Challenge:
Return all lines from the listing below in which the string "zaslona" occurs.

━━━ Data in this exercise ━━━

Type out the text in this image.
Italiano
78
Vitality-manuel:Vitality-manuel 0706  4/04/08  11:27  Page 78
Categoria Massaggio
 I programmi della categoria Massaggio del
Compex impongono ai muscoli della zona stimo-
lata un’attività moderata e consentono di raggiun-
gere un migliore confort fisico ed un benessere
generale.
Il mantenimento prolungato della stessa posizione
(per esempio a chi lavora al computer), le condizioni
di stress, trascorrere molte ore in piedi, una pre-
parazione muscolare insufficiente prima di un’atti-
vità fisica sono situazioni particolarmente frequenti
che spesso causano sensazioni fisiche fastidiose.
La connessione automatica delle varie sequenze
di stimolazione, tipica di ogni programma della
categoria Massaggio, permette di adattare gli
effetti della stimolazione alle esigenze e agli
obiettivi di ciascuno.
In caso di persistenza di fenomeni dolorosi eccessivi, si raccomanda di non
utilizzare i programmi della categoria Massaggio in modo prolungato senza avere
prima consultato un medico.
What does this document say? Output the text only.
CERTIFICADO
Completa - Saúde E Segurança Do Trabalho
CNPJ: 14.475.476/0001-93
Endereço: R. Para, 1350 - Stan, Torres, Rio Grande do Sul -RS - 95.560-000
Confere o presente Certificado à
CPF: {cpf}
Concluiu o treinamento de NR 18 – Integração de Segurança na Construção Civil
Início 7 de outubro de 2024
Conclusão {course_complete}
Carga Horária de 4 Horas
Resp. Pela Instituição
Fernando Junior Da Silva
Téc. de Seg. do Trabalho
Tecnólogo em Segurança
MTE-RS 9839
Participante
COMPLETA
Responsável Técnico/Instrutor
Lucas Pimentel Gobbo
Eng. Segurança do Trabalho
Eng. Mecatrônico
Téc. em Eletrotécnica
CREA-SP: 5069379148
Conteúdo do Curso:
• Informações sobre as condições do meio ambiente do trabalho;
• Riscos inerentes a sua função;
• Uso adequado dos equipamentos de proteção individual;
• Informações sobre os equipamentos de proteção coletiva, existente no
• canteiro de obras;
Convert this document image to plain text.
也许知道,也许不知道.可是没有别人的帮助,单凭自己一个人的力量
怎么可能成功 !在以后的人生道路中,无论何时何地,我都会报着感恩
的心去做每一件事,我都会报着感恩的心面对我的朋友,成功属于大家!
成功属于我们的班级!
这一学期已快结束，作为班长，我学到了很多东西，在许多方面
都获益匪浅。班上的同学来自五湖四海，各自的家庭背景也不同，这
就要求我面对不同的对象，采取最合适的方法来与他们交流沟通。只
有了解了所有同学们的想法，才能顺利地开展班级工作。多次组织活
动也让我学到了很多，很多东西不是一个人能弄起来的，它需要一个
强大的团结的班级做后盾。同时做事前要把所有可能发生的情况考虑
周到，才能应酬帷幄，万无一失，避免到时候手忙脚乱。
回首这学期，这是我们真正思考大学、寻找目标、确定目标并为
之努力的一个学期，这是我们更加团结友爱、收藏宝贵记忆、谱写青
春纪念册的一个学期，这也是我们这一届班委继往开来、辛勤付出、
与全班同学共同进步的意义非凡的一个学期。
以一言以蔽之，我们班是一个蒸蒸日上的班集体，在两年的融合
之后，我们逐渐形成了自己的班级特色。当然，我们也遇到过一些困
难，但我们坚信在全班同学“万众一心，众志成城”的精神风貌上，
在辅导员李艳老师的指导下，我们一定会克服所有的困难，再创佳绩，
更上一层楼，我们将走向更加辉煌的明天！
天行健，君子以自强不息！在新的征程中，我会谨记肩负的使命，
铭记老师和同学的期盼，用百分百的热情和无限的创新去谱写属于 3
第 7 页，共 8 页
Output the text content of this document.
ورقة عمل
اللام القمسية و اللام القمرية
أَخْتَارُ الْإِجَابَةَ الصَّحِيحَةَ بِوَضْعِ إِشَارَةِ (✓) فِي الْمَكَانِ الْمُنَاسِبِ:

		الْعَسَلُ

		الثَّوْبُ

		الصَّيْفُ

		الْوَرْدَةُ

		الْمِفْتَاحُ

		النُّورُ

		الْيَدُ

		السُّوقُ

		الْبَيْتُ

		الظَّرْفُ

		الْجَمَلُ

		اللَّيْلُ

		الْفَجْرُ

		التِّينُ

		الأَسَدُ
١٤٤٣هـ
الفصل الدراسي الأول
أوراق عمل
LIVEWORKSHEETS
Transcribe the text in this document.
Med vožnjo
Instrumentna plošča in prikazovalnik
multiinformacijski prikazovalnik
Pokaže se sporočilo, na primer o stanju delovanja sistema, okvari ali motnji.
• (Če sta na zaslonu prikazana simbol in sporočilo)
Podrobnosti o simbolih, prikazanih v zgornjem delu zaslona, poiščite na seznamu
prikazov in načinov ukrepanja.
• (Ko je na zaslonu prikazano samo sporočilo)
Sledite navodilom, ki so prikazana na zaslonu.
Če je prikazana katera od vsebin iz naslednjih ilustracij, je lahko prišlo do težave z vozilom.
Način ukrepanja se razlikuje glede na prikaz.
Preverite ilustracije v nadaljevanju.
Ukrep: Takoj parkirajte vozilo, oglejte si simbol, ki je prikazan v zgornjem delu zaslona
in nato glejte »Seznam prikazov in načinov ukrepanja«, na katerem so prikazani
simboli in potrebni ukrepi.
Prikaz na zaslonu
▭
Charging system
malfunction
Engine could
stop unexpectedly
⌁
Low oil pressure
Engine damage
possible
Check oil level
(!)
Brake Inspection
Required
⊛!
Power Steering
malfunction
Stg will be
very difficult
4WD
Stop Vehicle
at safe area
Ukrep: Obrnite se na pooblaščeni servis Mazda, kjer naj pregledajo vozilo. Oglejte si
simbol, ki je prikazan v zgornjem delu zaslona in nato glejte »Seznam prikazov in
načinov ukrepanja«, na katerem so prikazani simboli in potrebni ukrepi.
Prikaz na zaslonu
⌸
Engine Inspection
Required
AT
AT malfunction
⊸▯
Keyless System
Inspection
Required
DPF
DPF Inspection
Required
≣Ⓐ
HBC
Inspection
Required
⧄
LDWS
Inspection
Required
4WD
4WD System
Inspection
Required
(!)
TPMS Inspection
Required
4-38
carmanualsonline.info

━━━

Task response:
Podrobnosti o simbolih, prikazanih v zgornjem delu zaslona, poiščite na seznamu
Ukrep: Takoj parkirajte vozilo, oglejte si simbol, ki je prikazan v zgornjem delu zaslona
simbol, ki je prikazan v zgornjem delu zaslona in nato glejte »Seznam prikazov in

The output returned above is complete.